- **Exercise requirements**:
Copy all the records word for word, apart from any pictures.
======== Provided data ========
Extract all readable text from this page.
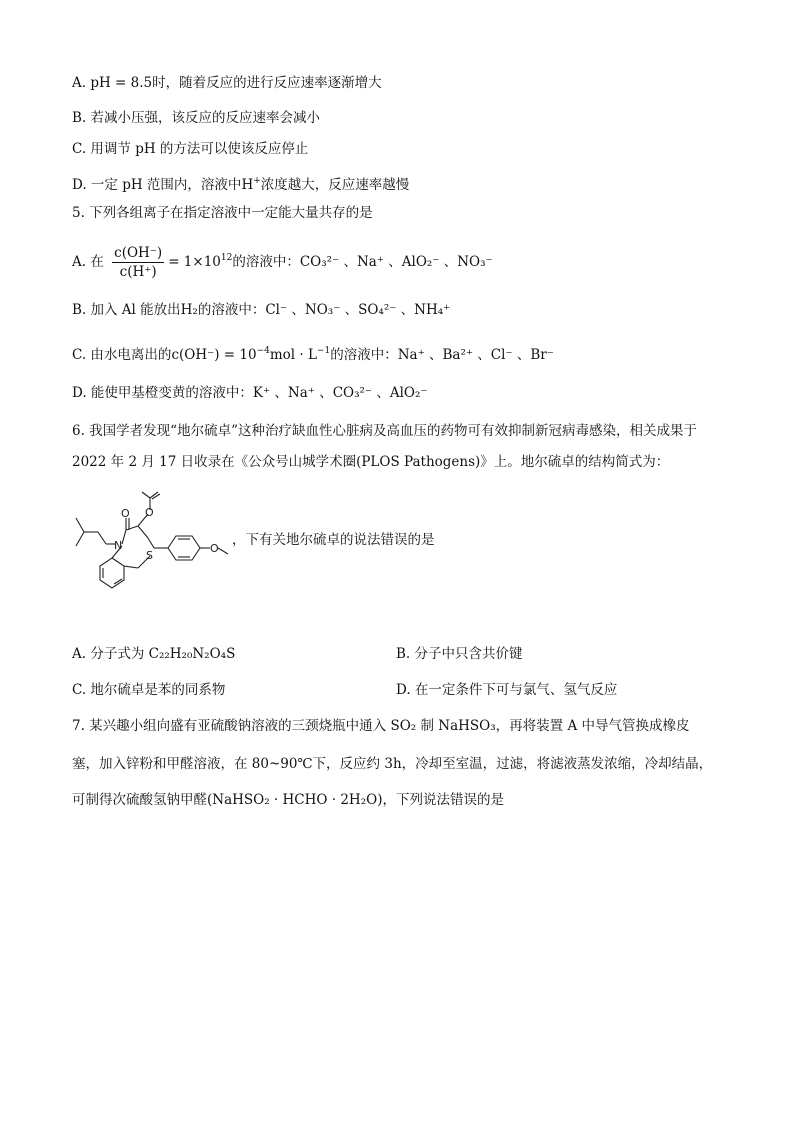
A. pH = 8.5时，随着反应的进行反应速率逐渐增大
B. 若减小压强，该反应的反应速率会减小
C. 用调节 pH 的方法可以使该反应停止
D. 一定 pH 范围内，溶液中H+浓度越大，反应速率越慢
5. 下列各组离子在指定溶液中一定能大量共存的是
A. 在 $\frac{c(OH^-)}{c(H^+)} = 1\times 10^{12}$的溶液中：CO₃²⁻ 、Na⁺ 、AlO₂⁻ 、NO₃⁻
B. 加入 Al 能放出H₂的溶液中：Cl⁻ 、NO₃⁻ 、SO₄²⁻ 、NH₄⁺
C. 由水电离出的$c(OH^-) = 10^{-4}mol \cdot L^{-1}$的溶液中：Na⁺ 、Ba²⁺ 、Cl⁻ 、Br⁻
D. 能使甲基橙变黄的溶液中：K⁺ 、Na⁺ 、CO₃²⁻ 、AlO₂⁻
6. 我国学者发现“地尔硫卓”这种治疗缺血性心脏病及高血压的药物可有效抑制新冠病毒感染，相关成果于
2022 年 2 月 17 日收录在《公众号山城学术圈(PLOS Pathogens)》上。地尔硫卓的结构简式为：
O O
N
S
O
，下有关地尔硫卓的说法错误的是
A. 分子式为 C₂₂H₂₀N₂O₄S	B. 分子中只含共价键
C. 地尔硫卓是苯的同系物	D. 在一定条件下可与氯气、氢气反应
7. 某兴趣小组向盛有亚硫酸钠溶液的三颈烧瓶中通入 SO₂ 制 NaHSO₃，再将装置 A 中导气管换成橡皮
塞，加入锌粉和甲醛溶液，在 80~90℃下，反应约 3h，冷却至室温，过滤，将滤液蒸发浓缩，冷却结晶，
可制得次硫酸氢钠甲醛(NaHSO₂ · HCHO · 2H₂O)，下列说法错误的是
========
- **Answer section**:
Extract all readable text from this page.
A. pH = 8.5时，随着反应的进行反应速率逐渐增大
B. 若减小压强，该反应的反应速率会减小
C. 用调节 pH 的方法可以使该反应停止
D. 一定 pH 范围内，溶液中H+浓度越大，反应速率越慢
5. 下列各组离子在指定溶液中一定能大量共存的是
A. 在 $\frac{c(OH^-)}{c(H^+)} = 1\times 10^{12}$的溶液中：CO₃²⁻ 、Na⁺ 、AlO₂⁻ 、NO₃⁻
B. 加入 Al 能放出H₂的溶液中：Cl⁻ 、NO₃⁻ 、SO₄²⁻ 、NH₄⁺
C. 由水电离出的$c(OH^-) = 10^{-4}mol \cdot L^{-1}$的溶液中：Na⁺ 、Ba²⁺ 、Cl⁻ 、Br⁻
D. 能使甲基橙变黄的溶液中：K⁺ 、Na⁺ 、CO₃²⁻ 、AlO₂⁻
6. 我国学者发现“地尔硫卓”这种治疗缺血性心脏病及高血压的药物可有效抑制新冠病毒感染，相关成果于
2022 年 2 月 17 日收录在《公众号山城学术圈(PLOS Pathogens)》上。地尔硫卓的结构简式为：
O O
N
S
O
，下有关地尔硫卓的说法错误的是
A. 分子式为 C₂₂H₂₀N₂O₄S	B. 分子中只含共价键
C. 地尔硫卓是苯的同系物	D. 在一定条件下可与氯气、氢气反应
7. 某兴趣小组向盛有亚硫酸钠溶液的三颈烧瓶中通入 SO₂ 制 NaHSO₃，再将装置 A 中导气管换成橡皮
塞，加入锌粉和甲醛溶液，在 80~90℃下，反应约 3h，冷却至室温，过滤，将滤液蒸发浓缩，冷却结晶，
可制得次硫酸氢钠甲醛(NaHSO₂ · HCHO · 2H₂O)，下列说法错误的是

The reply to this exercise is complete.